══ GIVEN INFORMATION ══

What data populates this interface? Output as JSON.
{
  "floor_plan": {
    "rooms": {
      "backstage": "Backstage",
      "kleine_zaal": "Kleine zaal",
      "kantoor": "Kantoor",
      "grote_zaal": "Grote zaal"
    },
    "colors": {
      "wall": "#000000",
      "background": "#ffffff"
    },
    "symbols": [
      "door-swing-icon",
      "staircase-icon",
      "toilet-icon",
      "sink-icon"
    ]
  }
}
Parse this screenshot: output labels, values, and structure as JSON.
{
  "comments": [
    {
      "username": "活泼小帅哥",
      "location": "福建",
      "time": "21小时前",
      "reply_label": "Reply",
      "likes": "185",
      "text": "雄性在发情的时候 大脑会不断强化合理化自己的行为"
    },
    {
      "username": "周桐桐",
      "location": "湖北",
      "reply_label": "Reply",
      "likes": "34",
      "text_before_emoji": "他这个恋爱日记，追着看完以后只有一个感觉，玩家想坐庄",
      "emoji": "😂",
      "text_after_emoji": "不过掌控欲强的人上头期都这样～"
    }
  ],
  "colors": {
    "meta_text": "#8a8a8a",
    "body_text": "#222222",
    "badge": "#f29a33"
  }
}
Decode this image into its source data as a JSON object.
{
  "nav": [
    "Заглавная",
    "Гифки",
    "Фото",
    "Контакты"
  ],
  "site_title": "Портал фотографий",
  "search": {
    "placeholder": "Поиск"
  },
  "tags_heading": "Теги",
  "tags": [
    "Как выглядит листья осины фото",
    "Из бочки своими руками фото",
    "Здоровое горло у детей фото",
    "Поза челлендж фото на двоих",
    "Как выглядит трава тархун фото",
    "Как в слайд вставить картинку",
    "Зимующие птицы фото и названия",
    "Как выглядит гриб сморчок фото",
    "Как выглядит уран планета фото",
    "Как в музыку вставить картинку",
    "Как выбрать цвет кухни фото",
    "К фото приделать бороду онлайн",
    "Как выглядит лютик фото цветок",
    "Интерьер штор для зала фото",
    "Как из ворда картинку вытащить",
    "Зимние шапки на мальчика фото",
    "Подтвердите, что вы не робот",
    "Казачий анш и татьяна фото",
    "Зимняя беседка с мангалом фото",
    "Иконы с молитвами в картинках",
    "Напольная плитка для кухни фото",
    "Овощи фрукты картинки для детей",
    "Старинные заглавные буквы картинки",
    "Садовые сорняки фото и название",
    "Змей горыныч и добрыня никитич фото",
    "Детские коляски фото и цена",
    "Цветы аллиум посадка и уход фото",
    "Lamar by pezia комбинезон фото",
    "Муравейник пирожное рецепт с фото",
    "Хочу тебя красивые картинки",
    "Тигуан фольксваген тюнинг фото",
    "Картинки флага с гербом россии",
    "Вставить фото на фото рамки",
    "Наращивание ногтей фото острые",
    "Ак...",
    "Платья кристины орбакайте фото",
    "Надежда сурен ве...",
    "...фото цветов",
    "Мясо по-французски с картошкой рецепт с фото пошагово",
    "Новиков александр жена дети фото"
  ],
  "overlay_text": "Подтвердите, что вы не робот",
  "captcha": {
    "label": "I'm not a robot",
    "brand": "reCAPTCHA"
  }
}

═══

▸ **STATED PROBLEM**:
Extract all of the data above and output it character for character.

▸ **EXERCISE SOLUTION**:
What data populates this interface? Output as JSON.
{
  "floor_plan": {
    "rooms": {
      "backstage": "Backstage",
      "kleine_zaal": "Kleine zaal",
      "kantoor": "Kantoor",
      "grote_zaal": "Grote zaal"
    },
    "colors": {
      "wall": "#000000",
      "background": "#ffffff"
    },
    "symbols": [
      "door-swing-icon",
      "staircase-icon",
      "toilet-icon",
      "sink-icon"
    ]
  }
}
Parse this screenshot: output labels, values, and structure as JSON.
{
  "comments": [
    {
      "username": "活泼小帅哥",
      "location": "福建",
      "time": "21小时前",
      "reply_label": "Reply",
      "likes": "185",
      "text": "雄性在发情的时候 大脑会不断强化合理化自己的行为"
    },
    {
      "username": "周桐桐",
      "location": "湖北",
      "reply_label": "Reply",
      "likes": "34",
      "text_before_emoji": "他这个恋爱日记，追着看完以后只有一个感觉，玩家想坐庄",
      "emoji": "😂",
      "text_after_emoji": "不过掌控欲强的人上头期都这样～"
    }
  ],
  "colors": {
    "meta_text": "#8a8a8a",
    "body_text": "#222222",
    "badge": "#f29a33"
  }
}
Decode this image into its source data as a JSON object.
{
  "nav": [
    "Заглавная",
    "Гифки",
    "Фото",
    "Контакты"
  ],
  "site_title": "Портал фотографий",
  "search": {
    "placeholder": "Поиск"
  },
  "tags_heading": "Теги",
  "tags": [
    "Как выглядит листья осины фото",
    "Из бочки своими руками фото",
    "Здоровое горло у детей фото",
    "Поза челлендж фото на двоих",
    "Как выглядит трава тархун фото",
    "Как в слайд вставить картинку",
    "Зимующие птицы фото и названия",
    "Как выглядит гриб сморчок фото",
    "Как выглядит уран планета фото",
    "Как в музыку вставить картинку",
    "Как выбрать цвет кухни фото",
    "К фото приделать бороду онлайн",
    "Как выглядит лютик фото цветок",
    "Интерьер штор для зала фото",
    "Как из ворда картинку вытащить",
    "Зимние шапки на мальчика фото",
    "Подтвердите, что вы не робот",
    "Казачий анш и татьяна фото",
    "Зимняя беседка с мангалом фото",
    "Иконы с молитвами в картинках",
    "Напольная плитка для кухни фото",
    "Овощи фрукты картинки для детей",
    "Старинные заглавные буквы картинки",
    "Садовые сорняки фото и название",
    "Змей горыныч и добрыня никитич фото",
    "Детские коляски фото и цена",
    "Цветы аллиум посадка и уход фото",
    "Lamar by pezia комбинезон фото",
    "Муравейник пирожное рецепт с фото",
    "Хочу тебя красивые картинки",
    "Тигуан фольксваген тюнинг фото",
    "Картинки флага с гербом россии",
    "Вставить фото на фото рамки",
    "Наращивание ногтей фото острые",
    "Ак...",
    "Платья кристины орбакайте фото",
    "Надежда сурен ве...",
    "...фото цветов",
    "Мясо по-французски с картошкой рецепт с фото пошагово",
    "Новиков александр жена дети фото"
  ],
  "overlay_text": "Подтвердите, что вы не робот",
  "captcha": {
    "label": "I'm not a robot",
    "brand": "reCAPTCHA"
  }
}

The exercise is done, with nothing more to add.